• **Layout coordinate data**:
----------------------------------------
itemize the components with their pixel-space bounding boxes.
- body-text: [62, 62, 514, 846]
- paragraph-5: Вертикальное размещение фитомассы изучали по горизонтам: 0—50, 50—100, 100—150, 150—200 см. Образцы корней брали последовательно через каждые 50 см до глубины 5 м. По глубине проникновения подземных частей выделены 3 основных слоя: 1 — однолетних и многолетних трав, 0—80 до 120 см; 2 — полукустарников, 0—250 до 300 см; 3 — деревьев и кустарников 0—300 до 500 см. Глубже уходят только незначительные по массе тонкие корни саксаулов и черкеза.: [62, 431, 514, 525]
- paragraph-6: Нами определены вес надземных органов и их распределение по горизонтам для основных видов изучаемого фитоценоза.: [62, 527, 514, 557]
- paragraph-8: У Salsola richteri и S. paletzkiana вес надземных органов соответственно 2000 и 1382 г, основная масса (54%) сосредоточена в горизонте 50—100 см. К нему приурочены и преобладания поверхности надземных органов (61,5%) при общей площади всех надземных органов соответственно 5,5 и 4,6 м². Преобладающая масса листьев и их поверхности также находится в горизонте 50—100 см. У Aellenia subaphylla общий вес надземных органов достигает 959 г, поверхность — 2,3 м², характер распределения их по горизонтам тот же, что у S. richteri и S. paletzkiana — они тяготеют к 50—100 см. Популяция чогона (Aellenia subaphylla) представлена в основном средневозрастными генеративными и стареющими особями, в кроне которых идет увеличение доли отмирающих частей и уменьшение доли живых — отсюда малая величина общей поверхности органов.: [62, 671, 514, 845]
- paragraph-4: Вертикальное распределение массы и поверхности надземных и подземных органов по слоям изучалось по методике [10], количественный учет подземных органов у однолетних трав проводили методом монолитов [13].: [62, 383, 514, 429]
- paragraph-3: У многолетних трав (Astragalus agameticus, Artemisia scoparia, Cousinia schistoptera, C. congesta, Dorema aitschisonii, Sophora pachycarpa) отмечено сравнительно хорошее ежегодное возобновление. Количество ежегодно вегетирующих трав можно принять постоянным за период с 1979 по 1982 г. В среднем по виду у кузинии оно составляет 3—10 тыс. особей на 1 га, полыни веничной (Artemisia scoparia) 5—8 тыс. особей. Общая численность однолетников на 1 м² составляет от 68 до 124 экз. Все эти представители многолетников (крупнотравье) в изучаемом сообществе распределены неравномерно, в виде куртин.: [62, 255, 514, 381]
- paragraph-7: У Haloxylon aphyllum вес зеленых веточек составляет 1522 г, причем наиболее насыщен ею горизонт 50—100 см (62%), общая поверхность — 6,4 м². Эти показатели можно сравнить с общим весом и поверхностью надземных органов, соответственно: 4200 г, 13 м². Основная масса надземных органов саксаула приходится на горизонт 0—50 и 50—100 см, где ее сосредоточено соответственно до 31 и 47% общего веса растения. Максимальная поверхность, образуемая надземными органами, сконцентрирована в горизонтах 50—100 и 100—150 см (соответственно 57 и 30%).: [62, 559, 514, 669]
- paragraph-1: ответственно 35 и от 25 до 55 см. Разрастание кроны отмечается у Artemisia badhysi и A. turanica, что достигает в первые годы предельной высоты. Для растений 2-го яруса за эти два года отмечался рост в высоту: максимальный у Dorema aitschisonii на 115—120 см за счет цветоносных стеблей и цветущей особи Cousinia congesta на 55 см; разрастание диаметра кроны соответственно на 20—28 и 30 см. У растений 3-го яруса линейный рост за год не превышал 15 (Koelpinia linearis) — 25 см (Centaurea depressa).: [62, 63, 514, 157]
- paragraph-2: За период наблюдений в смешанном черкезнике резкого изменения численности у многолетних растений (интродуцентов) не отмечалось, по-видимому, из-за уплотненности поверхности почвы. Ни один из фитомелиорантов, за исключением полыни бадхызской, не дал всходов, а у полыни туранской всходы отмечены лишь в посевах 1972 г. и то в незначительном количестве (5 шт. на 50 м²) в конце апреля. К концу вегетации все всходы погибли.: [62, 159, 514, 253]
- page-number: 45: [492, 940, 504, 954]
----------------------------------------
Please output every row above again, unchanged and in the same order.

• **Full output**:
itemize the components with their pixel-space bounding boxes.
- body-text: [62, 62, 514, 846]
- paragraph-5: Вертикальное размещение фитомассы изучали по горизонтам: 0—50, 50—100, 100—150, 150—200 см. Образцы корней брали последовательно через каждые 50 см до глубины 5 м. По глубине проникновения подземных частей выделены 3 основных слоя: 1 — однолетних и многолетних трав, 0—80 до 120 см; 2 — полукустарников, 0—250 до 300 см; 3 — деревьев и кустарников 0—300 до 500 см. Глубже уходят только незначительные по массе тонкие корни саксаулов и черкеза.: [62, 431, 514, 525]
- paragraph-6: Нами определены вес надземных органов и их распределение по горизонтам для основных видов изучаемого фитоценоза.: [62, 527, 514, 557]
- paragraph-8: У Salsola richteri и S. paletzkiana вес надземных органов соответственно 2000 и 1382 г, основная масса (54%) сосредоточена в горизонте 50—100 см. К нему приурочены и преобладания поверхности надземных органов (61,5%) при общей площади всех надземных органов соответственно 5,5 и 4,6 м². Преобладающая масса листьев и их поверхности также находится в горизонте 50—100 см. У Aellenia subaphylla общий вес надземных органов достигает 959 г, поверхность — 2,3 м², характер распределения их по горизонтам тот же, что у S. richteri и S. paletzkiana — они тяготеют к 50—100 см. Популяция чогона (Aellenia subaphylla) представлена в основном средневозрастными генеративными и стареющими особями, в кроне которых идет увеличение доли отмирающих частей и уменьшение доли живых — отсюда малая величина общей поверхности органов.: [62, 671, 514, 845]
- paragraph-4: Вертикальное распределение массы и поверхности надземных и подземных органов по слоям изучалось по методике [10], количественный учет подземных органов у однолетних трав проводили методом монолитов [13].: [62, 383, 514, 429]
- paragraph-3: У многолетних трав (Astragalus agameticus, Artemisia scoparia, Cousinia schistoptera, C. congesta, Dorema aitschisonii, Sophora pachycarpa) отмечено сравнительно хорошее ежегодное возобновление. Количество ежегодно вегетирующих трав можно принять постоянным за период с 1979 по 1982 г. В среднем по виду у кузинии оно составляет 3—10 тыс. особей на 1 га, полыни веничной (Artemisia scoparia) 5—8 тыс. особей. Общая численность однолетников на 1 м² составляет от 68 до 124 экз. Все эти представители многолетников (крупнотравье) в изучаемом сообществе распределены неравномерно, в виде куртин.: [62, 255, 514, 381]
- paragraph-7: У Haloxylon aphyllum вес зеленых веточек составляет 1522 г, причем наиболее насыщен ею горизонт 50—100 см (62%), общая поверхность — 6,4 м². Эти показатели можно сравнить с общим весом и поверхностью надземных органов, соответственно: 4200 г, 13 м². Основная масса надземных органов саксаула приходится на горизонт 0—50 и 50—100 см, где ее сосредоточено соответственно до 31 и 47% общего веса растения. Максимальная поверхность, образуемая надземными органами, сконцентрирована в горизонтах 50—100 и 100—150 см (соответственно 57 и 30%).: [62, 559, 514, 669]
- paragraph-1: ответственно 35 и от 25 до 55 см. Разрастание кроны отмечается у Artemisia badhysi и A. turanica, что достигает в первые годы предельной высоты. Для растений 2-го яруса за эти два года отмечался рост в высоту: максимальный у Dorema aitschisonii на 115—120 см за счет цветоносных стеблей и цветущей особи Cousinia congesta на 55 см; разрастание диаметра кроны соответственно на 20—28 и 30 см. У растений 3-го яруса линейный рост за год не превышал 15 (Koelpinia linearis) — 25 см (Centaurea depressa).: [62, 63, 514, 157]
- paragraph-2: За период наблюдений в смешанном черкезнике резкого изменения численности у многолетних растений (интродуцентов) не отмечалось, по-видимому, из-за уплотненности поверхности почвы. Ни один из фитомелиорантов, за исключением полыни бадхызской, не дал всходов, а у полыни туранской всходы отмечены лишь в посевах 1972 г. и то в незначительном количестве (5 шт. на 50 м²) в конце апреля. К концу вегетации все всходы погибли.: [62, 159, 514, 253]
- page-number: 45: [492, 940, 504, 954]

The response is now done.